Wherever the word "Клавдия" appears in a line, extract that line.

● Provided data
* * *

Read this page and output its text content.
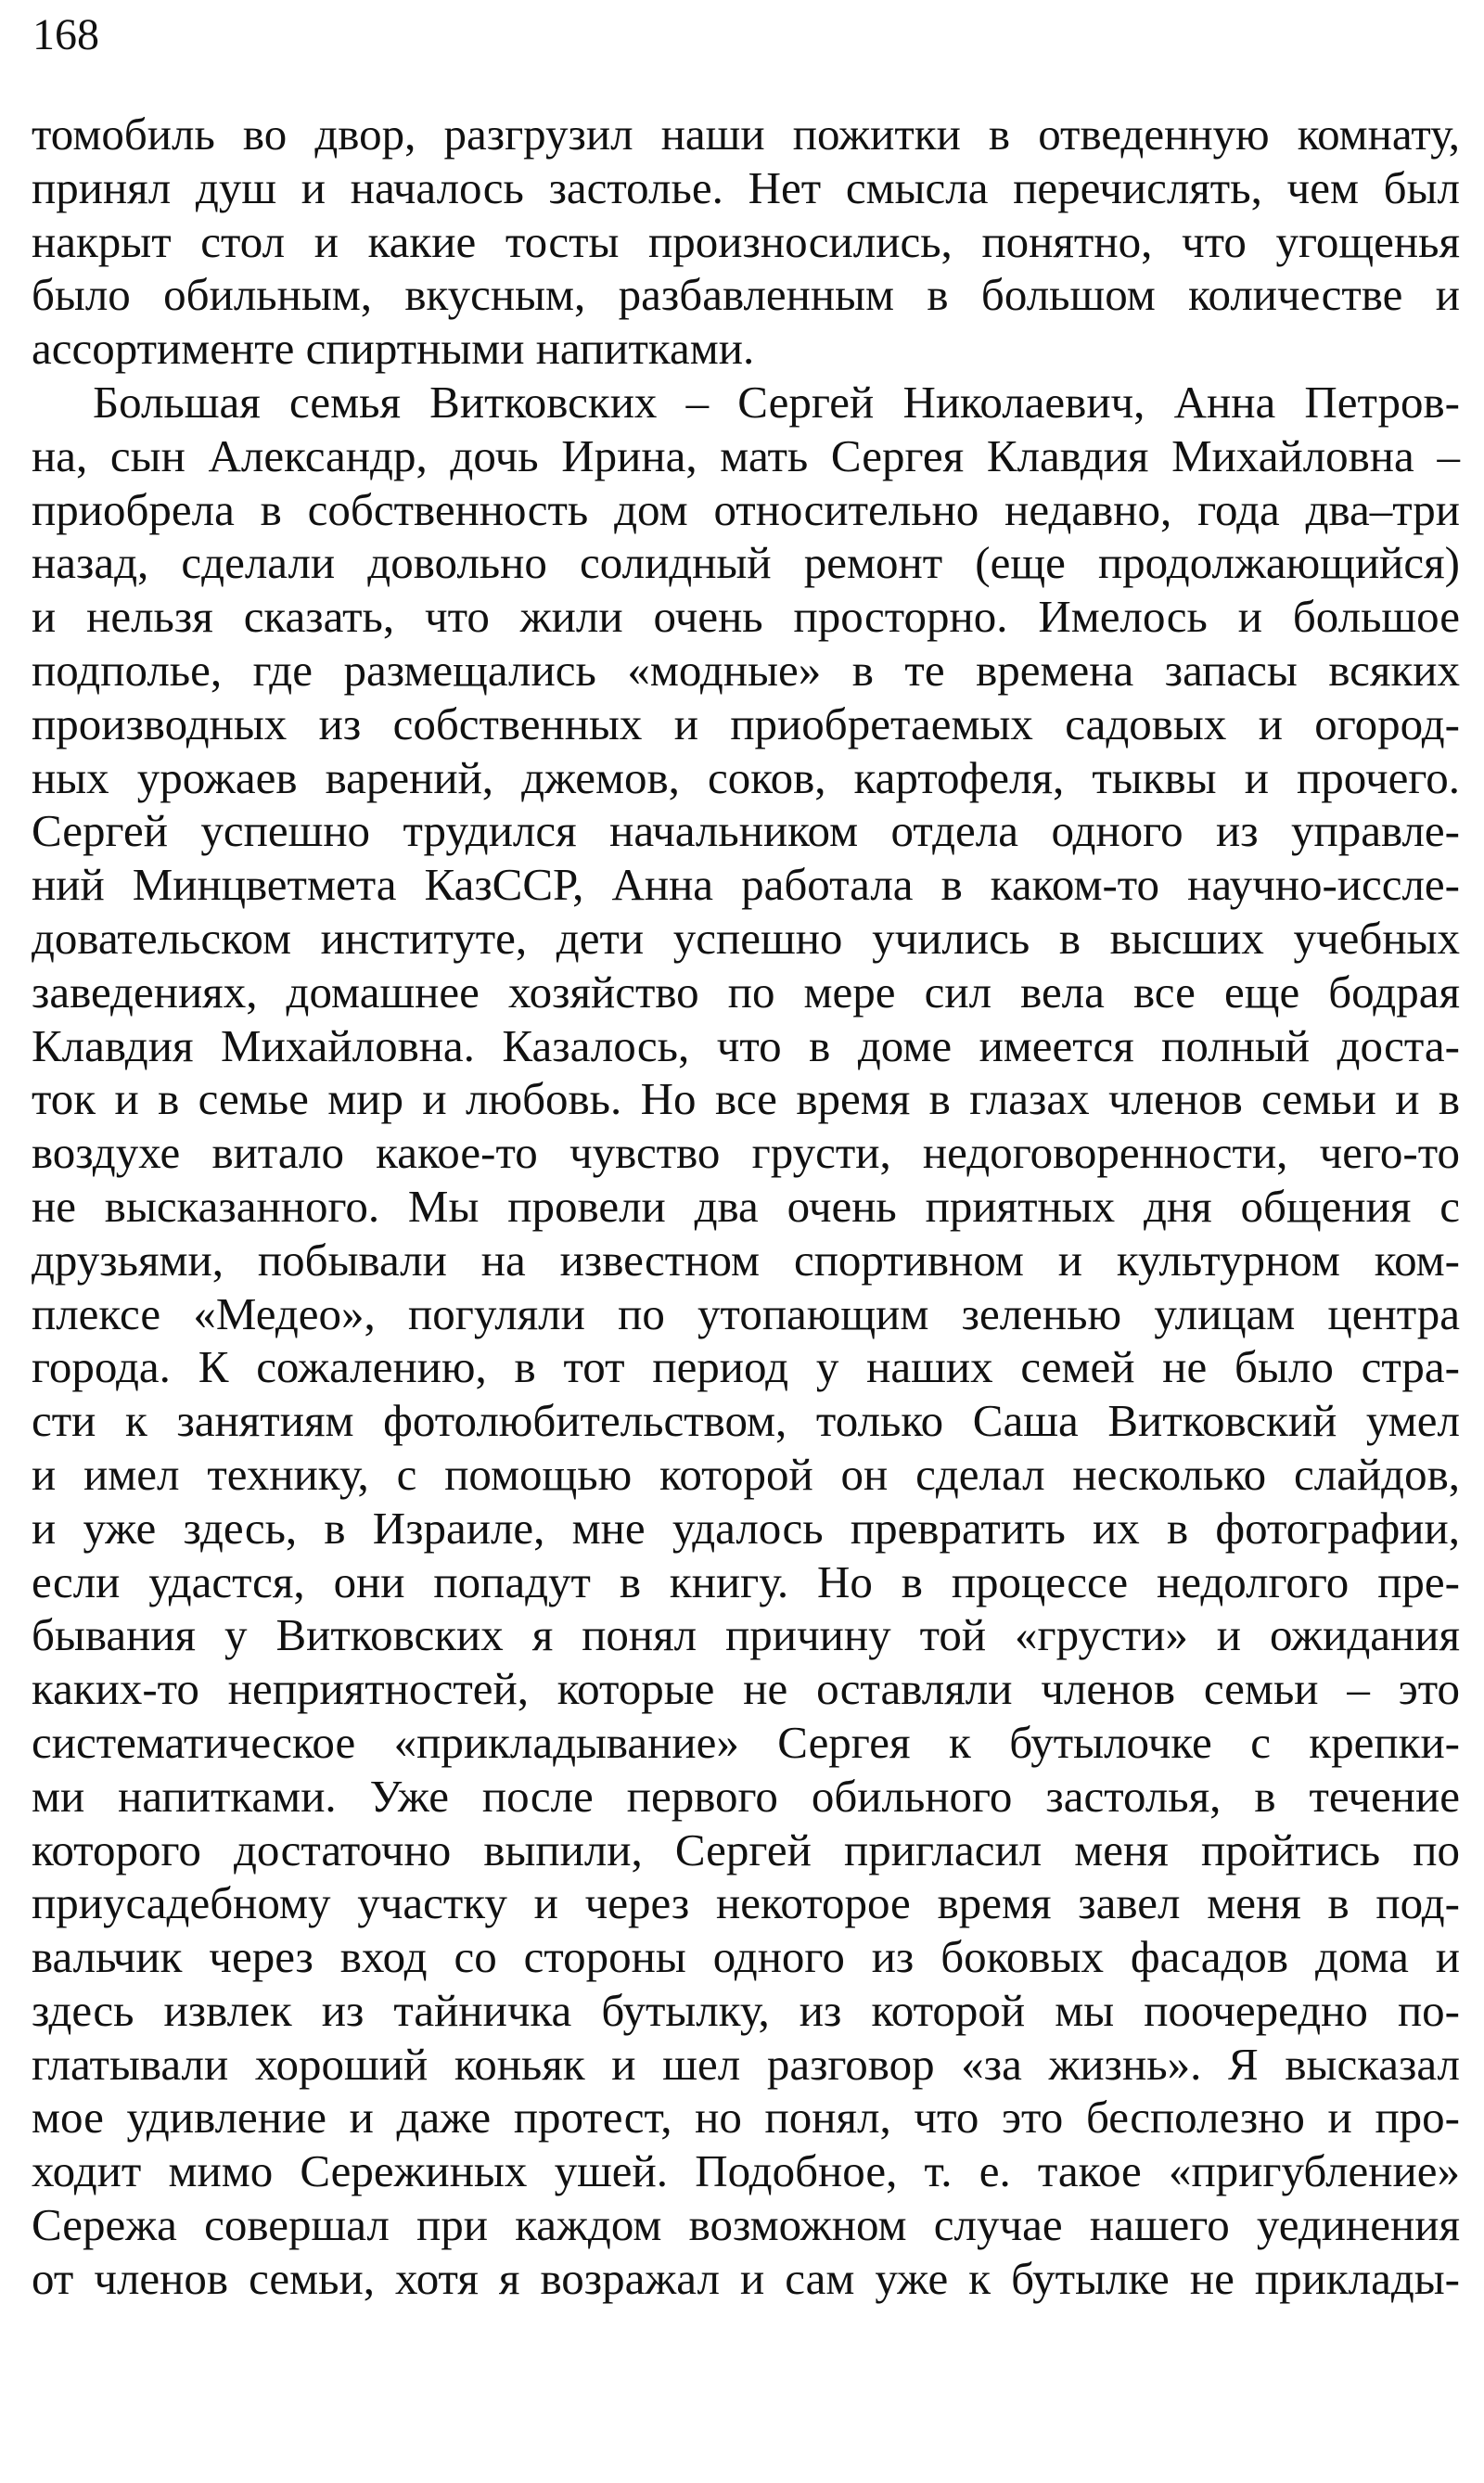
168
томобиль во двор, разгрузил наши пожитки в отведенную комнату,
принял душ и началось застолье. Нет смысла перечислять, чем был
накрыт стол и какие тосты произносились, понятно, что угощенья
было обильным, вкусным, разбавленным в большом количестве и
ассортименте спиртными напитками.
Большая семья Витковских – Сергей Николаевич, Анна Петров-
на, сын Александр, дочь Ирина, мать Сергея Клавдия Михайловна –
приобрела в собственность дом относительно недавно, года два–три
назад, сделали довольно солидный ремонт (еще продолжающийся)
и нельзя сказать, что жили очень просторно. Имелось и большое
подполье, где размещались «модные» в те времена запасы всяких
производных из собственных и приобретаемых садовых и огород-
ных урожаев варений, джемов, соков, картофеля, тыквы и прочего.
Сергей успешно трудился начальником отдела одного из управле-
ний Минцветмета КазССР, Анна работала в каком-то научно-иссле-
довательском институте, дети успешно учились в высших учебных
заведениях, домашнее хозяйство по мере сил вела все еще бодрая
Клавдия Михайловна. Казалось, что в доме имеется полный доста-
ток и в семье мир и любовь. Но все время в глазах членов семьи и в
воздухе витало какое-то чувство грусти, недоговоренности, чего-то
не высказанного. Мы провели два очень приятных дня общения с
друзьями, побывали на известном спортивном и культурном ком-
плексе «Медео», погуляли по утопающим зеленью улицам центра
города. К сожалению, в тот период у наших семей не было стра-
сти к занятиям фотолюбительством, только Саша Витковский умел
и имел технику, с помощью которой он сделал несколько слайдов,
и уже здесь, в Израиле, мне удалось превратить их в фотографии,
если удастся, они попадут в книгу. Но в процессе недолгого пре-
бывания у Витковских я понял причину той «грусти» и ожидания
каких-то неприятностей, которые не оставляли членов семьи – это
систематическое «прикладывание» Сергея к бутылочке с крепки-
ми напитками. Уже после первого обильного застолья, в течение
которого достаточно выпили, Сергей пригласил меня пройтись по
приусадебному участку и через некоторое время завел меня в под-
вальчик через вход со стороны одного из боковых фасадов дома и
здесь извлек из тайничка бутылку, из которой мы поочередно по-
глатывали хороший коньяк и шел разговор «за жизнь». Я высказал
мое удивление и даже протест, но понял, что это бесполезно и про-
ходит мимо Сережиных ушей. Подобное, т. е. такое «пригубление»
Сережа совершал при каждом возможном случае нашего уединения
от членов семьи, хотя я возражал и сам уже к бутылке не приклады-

* * *

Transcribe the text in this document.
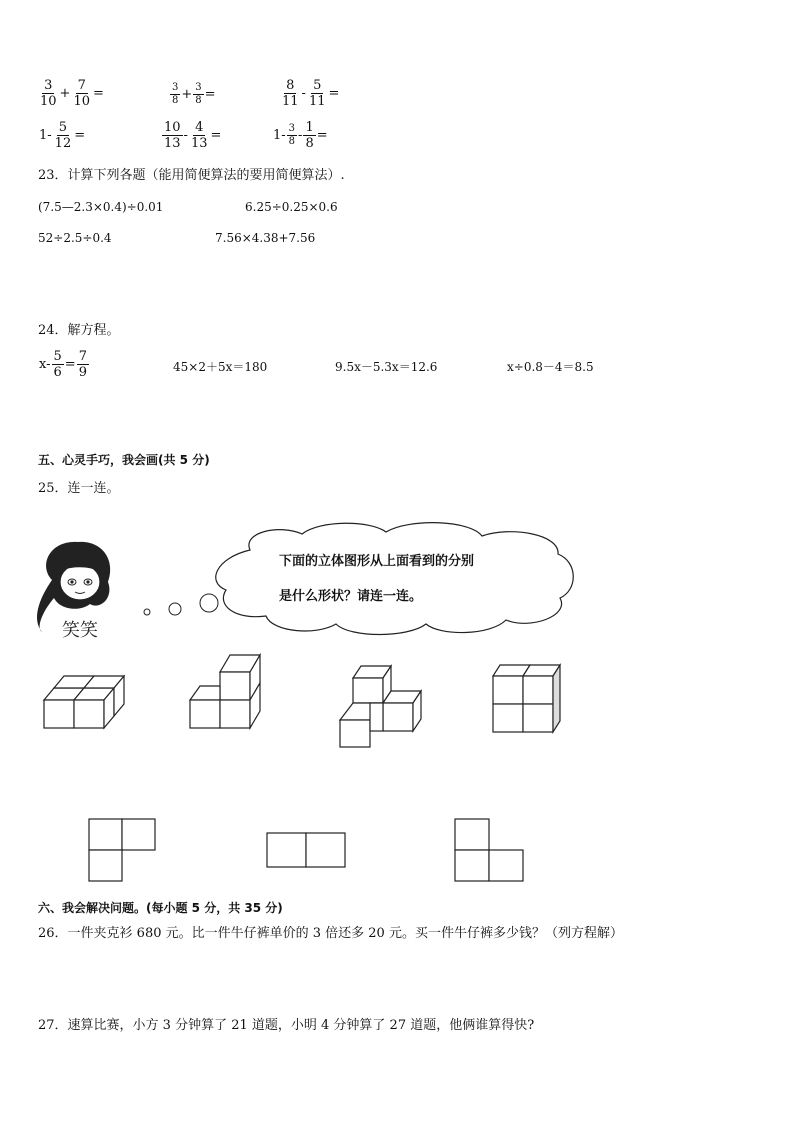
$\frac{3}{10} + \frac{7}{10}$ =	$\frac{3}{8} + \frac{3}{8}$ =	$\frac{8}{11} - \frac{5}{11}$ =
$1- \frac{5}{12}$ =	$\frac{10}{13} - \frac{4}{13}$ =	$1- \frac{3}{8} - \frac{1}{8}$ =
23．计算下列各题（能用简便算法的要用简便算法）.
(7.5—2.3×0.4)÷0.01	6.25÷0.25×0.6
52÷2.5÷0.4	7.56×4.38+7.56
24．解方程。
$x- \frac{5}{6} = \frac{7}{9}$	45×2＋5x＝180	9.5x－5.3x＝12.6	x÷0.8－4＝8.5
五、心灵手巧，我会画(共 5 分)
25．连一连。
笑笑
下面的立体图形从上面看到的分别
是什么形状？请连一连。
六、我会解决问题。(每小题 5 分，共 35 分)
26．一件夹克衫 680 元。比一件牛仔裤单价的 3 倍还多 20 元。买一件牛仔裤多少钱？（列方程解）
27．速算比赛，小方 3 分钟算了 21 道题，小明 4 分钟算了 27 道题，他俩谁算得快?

* * *

● Answer to this exercise
на, сын Александр, дочь Ирина, мать Сергея Клавдия Михайловна –
Клавдия Михайловна. Казалось, что в доме имеется полный доста-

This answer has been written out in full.